— Direction —
Restate each of the lines below word for word and drop every picture.

•••••

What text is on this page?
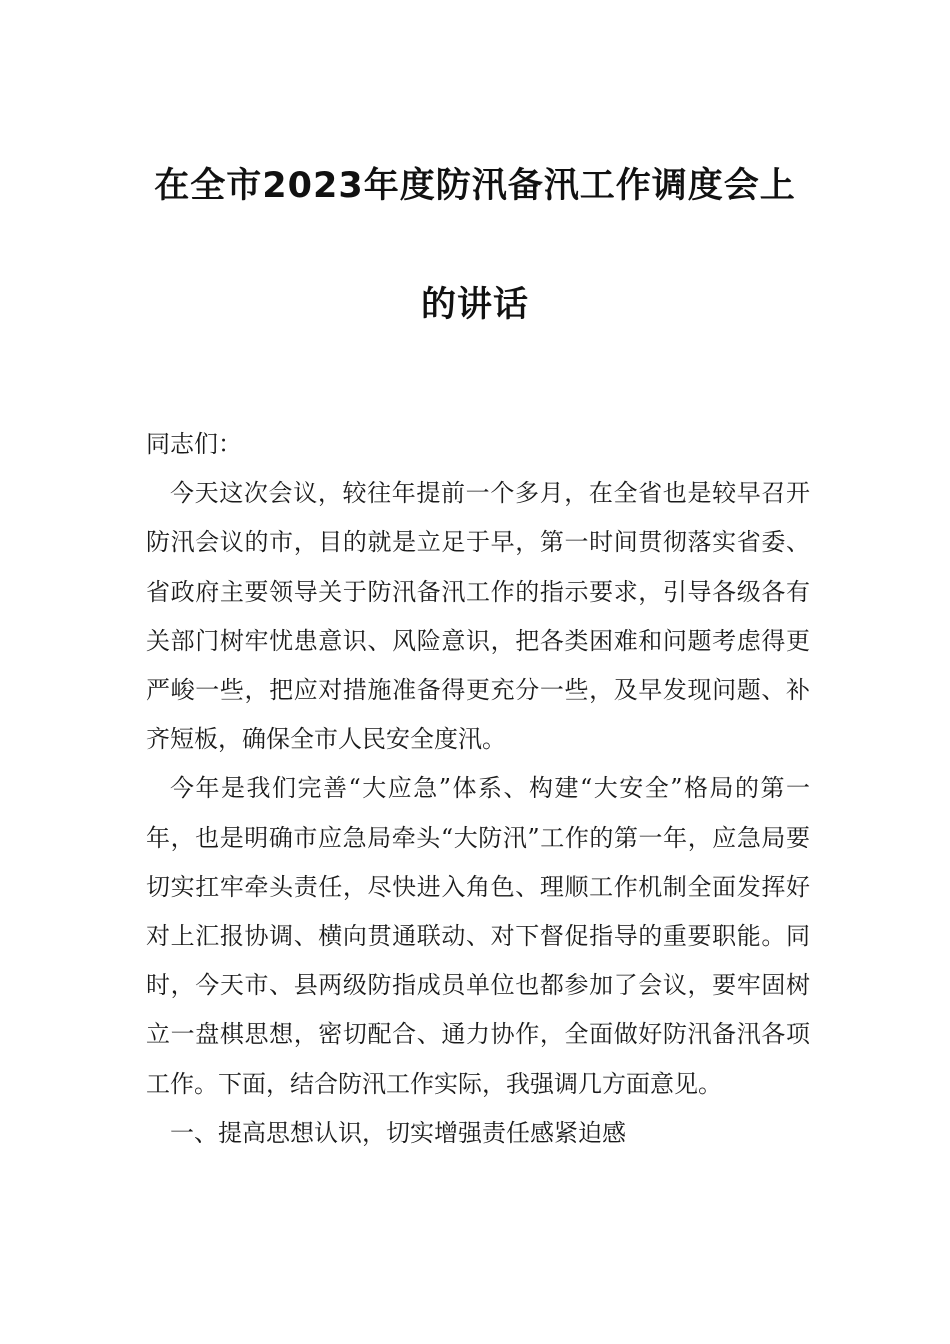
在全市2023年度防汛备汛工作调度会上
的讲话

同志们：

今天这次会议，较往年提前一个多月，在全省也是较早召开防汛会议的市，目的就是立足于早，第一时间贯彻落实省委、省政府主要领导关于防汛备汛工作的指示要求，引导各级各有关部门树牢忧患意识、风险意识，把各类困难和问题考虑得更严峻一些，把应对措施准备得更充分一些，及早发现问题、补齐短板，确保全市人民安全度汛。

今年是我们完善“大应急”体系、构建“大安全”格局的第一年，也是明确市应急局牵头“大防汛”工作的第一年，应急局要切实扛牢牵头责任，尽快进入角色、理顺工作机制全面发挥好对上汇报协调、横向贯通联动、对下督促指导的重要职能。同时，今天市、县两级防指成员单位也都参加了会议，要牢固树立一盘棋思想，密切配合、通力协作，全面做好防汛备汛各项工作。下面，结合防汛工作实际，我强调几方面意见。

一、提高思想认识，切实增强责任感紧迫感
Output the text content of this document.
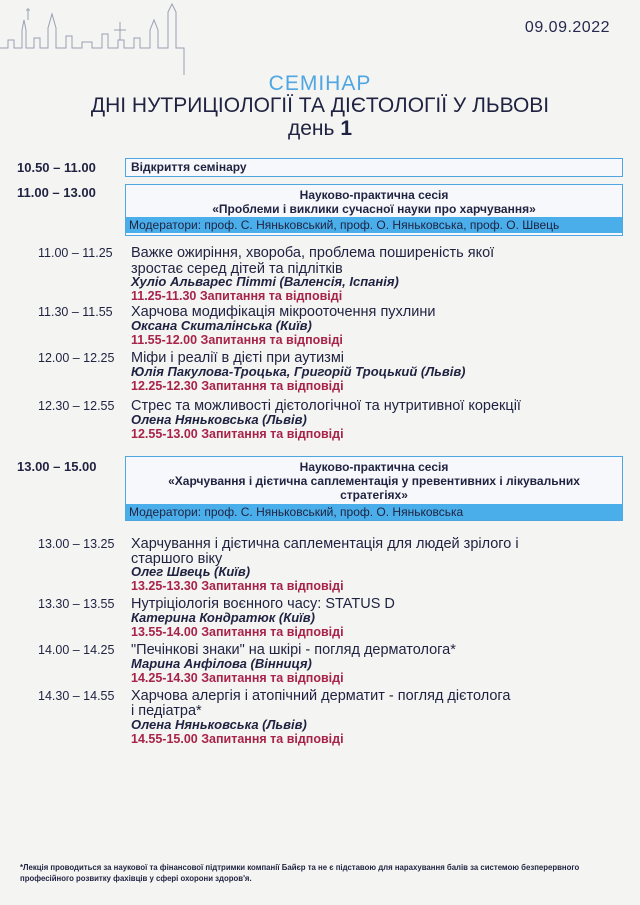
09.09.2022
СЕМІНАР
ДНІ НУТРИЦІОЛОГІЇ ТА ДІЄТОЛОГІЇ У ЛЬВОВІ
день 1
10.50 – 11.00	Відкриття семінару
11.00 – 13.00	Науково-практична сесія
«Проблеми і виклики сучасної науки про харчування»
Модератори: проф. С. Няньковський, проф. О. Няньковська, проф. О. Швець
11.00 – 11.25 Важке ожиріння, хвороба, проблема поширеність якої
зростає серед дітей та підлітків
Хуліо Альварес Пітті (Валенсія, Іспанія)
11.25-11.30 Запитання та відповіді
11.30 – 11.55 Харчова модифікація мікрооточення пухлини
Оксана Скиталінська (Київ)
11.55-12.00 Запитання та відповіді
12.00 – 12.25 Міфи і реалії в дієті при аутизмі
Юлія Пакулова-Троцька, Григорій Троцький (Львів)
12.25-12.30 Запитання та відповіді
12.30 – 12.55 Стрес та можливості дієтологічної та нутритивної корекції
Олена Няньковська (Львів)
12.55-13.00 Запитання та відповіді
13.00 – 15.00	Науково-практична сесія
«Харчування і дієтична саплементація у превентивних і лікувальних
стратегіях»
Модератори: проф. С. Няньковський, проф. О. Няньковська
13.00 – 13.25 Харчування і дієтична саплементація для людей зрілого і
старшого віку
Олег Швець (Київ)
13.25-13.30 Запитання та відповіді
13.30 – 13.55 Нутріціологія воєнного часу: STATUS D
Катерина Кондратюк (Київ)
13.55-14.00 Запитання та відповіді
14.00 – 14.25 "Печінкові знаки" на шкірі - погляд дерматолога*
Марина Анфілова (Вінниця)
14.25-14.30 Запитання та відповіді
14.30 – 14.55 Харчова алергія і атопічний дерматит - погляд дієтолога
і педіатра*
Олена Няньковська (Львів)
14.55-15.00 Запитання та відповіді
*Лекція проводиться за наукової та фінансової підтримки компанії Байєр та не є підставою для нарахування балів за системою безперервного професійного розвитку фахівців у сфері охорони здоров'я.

•••••

— Solution for this problem —
What text is on this page?
在全市2023年度防汛备汛工作调度会上
的讲话

同志们：

今天这次会议，较往年提前一个多月，在全省也是较早召开防汛会议的市，目的就是立足于早，第一时间贯彻落实省委、省政府主要领导关于防汛备汛工作的指示要求，引导各级各有关部门树牢忧患意识、风险意识，把各类困难和问题考虑得更严峻一些，把应对措施准备得更充分一些，及早发现问题、补齐短板，确保全市人民安全度汛。

今年是我们完善“大应急”体系、构建“大安全”格局的第一年，也是明确市应急局牵头“大防汛”工作的第一年，应急局要切实扛牢牵头责任，尽快进入角色、理顺工作机制全面发挥好对上汇报协调、横向贯通联动、对下督促指导的重要职能。同时，今天市、县两级防指成员单位也都参加了会议，要牢固树立一盘棋思想，密切配合、通力协作，全面做好防汛备汛各项工作。下面，结合防汛工作实际，我强调几方面意见。

一、提高思想认识，切实增强责任感紧迫感
Output the text content of this document.
09.09.2022
СЕМІНАР
ДНІ НУТРИЦІОЛОГІЇ ТА ДІЄТОЛОГІЇ У ЛЬВОВІ
день 1
10.50 – 11.00	Відкриття семінару
11.00 – 13.00	Науково-практична сесія
«Проблеми і виклики сучасної науки про харчування»
Модератори: проф. С. Няньковський, проф. О. Няньковська, проф. О. Швець
11.00 – 11.25 Важке ожиріння, хвороба, проблема поширеність якої
зростає серед дітей та підлітків
Хуліо Альварес Пітті (Валенсія, Іспанія)
11.25-11.30 Запитання та відповіді
11.30 – 11.55 Харчова модифікація мікрооточення пухлини
Оксана Скиталінська (Київ)
11.55-12.00 Запитання та відповіді
12.00 – 12.25 Міфи і реалії в дієті при аутизмі
Юлія Пакулова-Троцька, Григорій Троцький (Львів)
12.25-12.30 Запитання та відповіді
12.30 – 12.55 Стрес та можливості дієтологічної та нутритивної корекції
Олена Няньковська (Львів)
12.55-13.00 Запитання та відповіді
13.00 – 15.00	Науково-практична сесія
«Харчування і дієтична саплементація у превентивних і лікувальних
стратегіях»
Модератори: проф. С. Няньковський, проф. О. Няньковська
13.00 – 13.25 Харчування і дієтична саплементація для людей зрілого і
старшого віку
Олег Швець (Київ)
13.25-13.30 Запитання та відповіді
13.30 – 13.55 Нутріціологія воєнного часу: STATUS D
Катерина Кондратюк (Київ)
13.55-14.00 Запитання та відповіді
14.00 – 14.25 "Печінкові знаки" на шкірі - погляд дерматолога*
Марина Анфілова (Вінниця)
14.25-14.30 Запитання та відповіді
14.30 – 14.55 Харчова алергія і атопічний дерматит - погляд дієтолога
і педіатра*
Олена Няньковська (Львів)
14.55-15.00 Запитання та відповіді
*Лекція проводиться за наукової та фінансової підтримки компанії Байєр та не є підставою для нарахування балів за системою безперервного професійного розвитку фахівців у сфері охорони здоров'я.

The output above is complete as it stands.